### O QUE FAZER
• a. Redigite, no artigo sobre os protestos no mundo árabe, tudo o que vai de "O falso Khadafi" até "abençoados por Allah.".
• b. Escreva o que vem a seguir no artigo sobre os protestos no mundo árabe, a partir do ponto em que ele termina.

### TRECHO DO ARTIGO
Política

O falso Khadafi no cadafalso


Tudo
começou no Egito em que multidões nas praças, em protestos pacíficos, exigiam a
renúncia do ditador Moubarak, há mais de vinte anos no poder, e a imediata
abertura de eleições. À primeira vista,
parecia um fenômeno puramente local.

Mas, simultaneamente,
em outros países islâmicos de etnia árabe, como a Tunísia e o Iêmen, houve
protestos contra os respectivos ditadores de seus regimes teocráticos
abençoados por Allah.

Parecia
que, num mundo globalizado sob a forte influência da Internet, os países
islâmicos árabes tinham finalmente despertado de seu sono letárgico, com seus
povos passando a exigir regimes democráticos.

### TRECHOS DOS REGISTROS

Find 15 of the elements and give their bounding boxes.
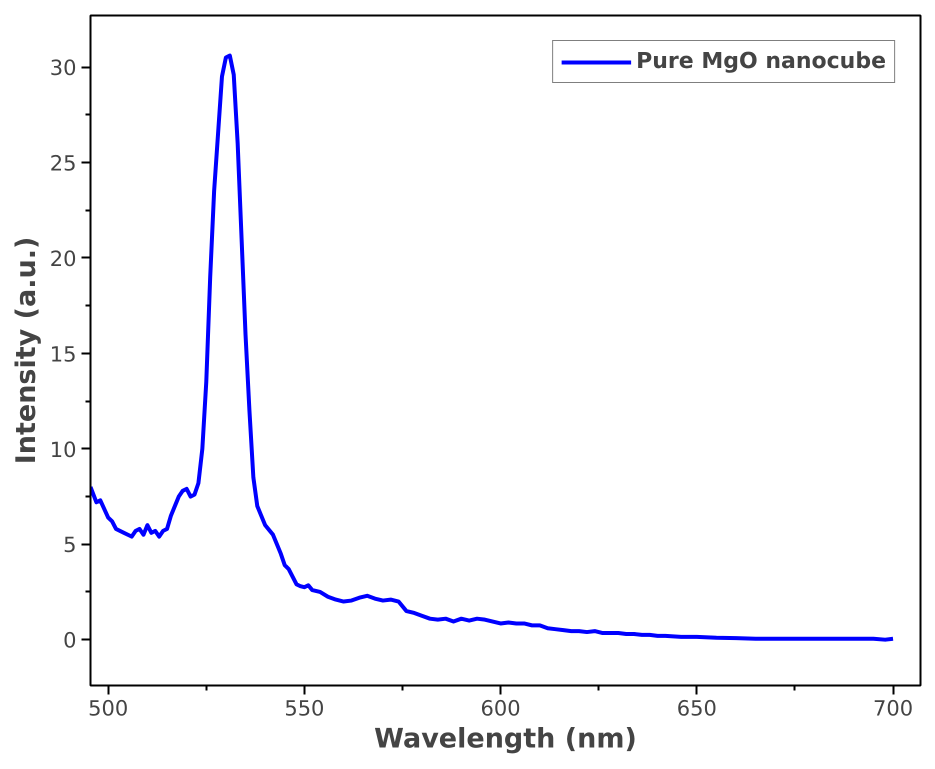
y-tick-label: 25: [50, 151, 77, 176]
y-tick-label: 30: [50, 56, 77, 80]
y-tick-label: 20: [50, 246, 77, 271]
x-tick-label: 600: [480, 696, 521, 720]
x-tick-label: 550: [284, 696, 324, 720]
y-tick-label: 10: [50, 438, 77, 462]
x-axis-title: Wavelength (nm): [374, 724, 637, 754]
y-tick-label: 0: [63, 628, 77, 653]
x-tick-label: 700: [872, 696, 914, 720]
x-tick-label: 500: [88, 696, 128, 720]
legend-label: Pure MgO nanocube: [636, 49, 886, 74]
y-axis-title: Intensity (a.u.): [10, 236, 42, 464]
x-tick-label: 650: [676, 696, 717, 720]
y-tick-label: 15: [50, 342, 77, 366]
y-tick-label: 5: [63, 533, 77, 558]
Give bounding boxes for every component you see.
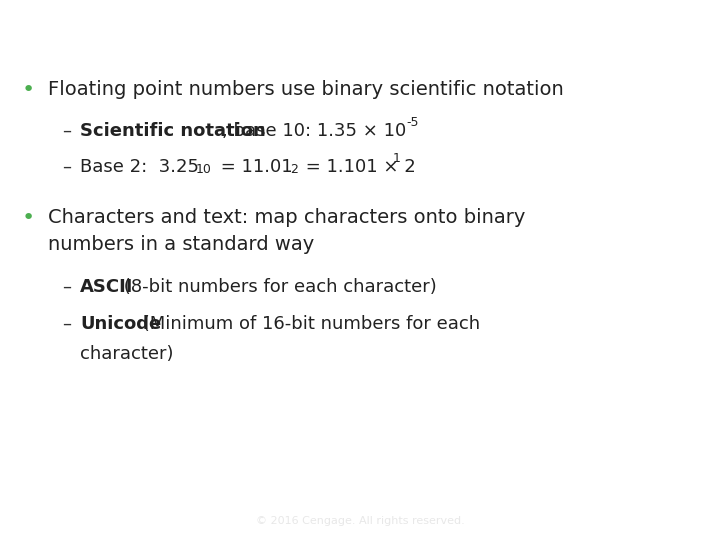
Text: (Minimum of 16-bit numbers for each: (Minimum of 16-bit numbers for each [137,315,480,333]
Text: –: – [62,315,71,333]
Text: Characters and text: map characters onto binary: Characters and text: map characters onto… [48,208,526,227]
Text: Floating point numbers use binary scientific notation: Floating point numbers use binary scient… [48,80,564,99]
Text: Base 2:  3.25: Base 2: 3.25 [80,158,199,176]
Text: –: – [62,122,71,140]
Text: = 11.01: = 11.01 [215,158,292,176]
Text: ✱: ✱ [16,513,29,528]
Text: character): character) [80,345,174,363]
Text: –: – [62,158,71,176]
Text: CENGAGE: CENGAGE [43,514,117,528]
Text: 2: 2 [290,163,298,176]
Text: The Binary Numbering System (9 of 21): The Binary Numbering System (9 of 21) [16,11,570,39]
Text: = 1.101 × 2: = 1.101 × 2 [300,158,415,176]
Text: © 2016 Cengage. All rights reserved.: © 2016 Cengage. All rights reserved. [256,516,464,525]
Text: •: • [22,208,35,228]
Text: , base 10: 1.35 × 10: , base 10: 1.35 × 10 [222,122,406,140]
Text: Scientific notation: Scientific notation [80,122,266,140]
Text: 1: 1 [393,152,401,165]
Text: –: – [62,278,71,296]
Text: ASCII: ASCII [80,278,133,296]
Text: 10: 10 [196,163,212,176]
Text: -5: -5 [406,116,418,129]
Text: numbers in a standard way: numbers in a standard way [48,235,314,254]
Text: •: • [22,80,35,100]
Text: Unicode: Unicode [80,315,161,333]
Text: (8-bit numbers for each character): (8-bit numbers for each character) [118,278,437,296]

### RESULTADOS ESPERADOS
• a.
O falso Khadafi no cadafalso


Tudo
começou no Egito em que multidões nas praças, em protestos pacíficos, exigiam a
renúncia do ditador Moubarak, há mais de vinte anos no poder, e a imediata
abertura de eleições. À primeira vista,
parecia um fenômeno puramente local.

Mas, simultaneamente,
em outros países islâmicos de etnia árabe, como a Tunísia e o Iêmen, houve
protestos contra os respectivos ditadores de seus regimes teocráticos
abençoados por Allah.

• b.
Mas isso não
passava de uma aparência enganosa. O fato de terem se rebelado contra
governantes tirânicos não implicava que desejassem regimes democráticos, mas
sim que estavam insatisfeitos com seus líderes no poder e queriam substituí-los
por outros. Seu conhecimento sobre a democracia talvez se resuma a apenas um
dos seus componentes: eleições para um novo governante.

Ora, no
Iraque havia eleições com vários candidatos e Saddam Hussein do Partido Baat costumava
ser eleito com 100% dos votos. É preciso acrescentar que o voto era aberto e
era registrado o nome de quem votou em quem. Assim era a “democracia” do Iraque: uma
democracia de araque.

Um pouco
menos contundente foi o reinado mexicano do PRI (Partido Revolucionário
Institucional) – uma verdadeira contradictio in adjectio! – que permaneceu no poder durante 70 anos, sendo
eleito e reeleito, graças a uma poderosa rede de corrupção eleitoral.

No Egito
dos antigos faraós, após alguma relutância, Moubarak renunciou e os militares
assumiram o poder, “provisoriamente”, prometendo eleições em setembro, como já
estava legalmente previsto pelo calendário eleitoral.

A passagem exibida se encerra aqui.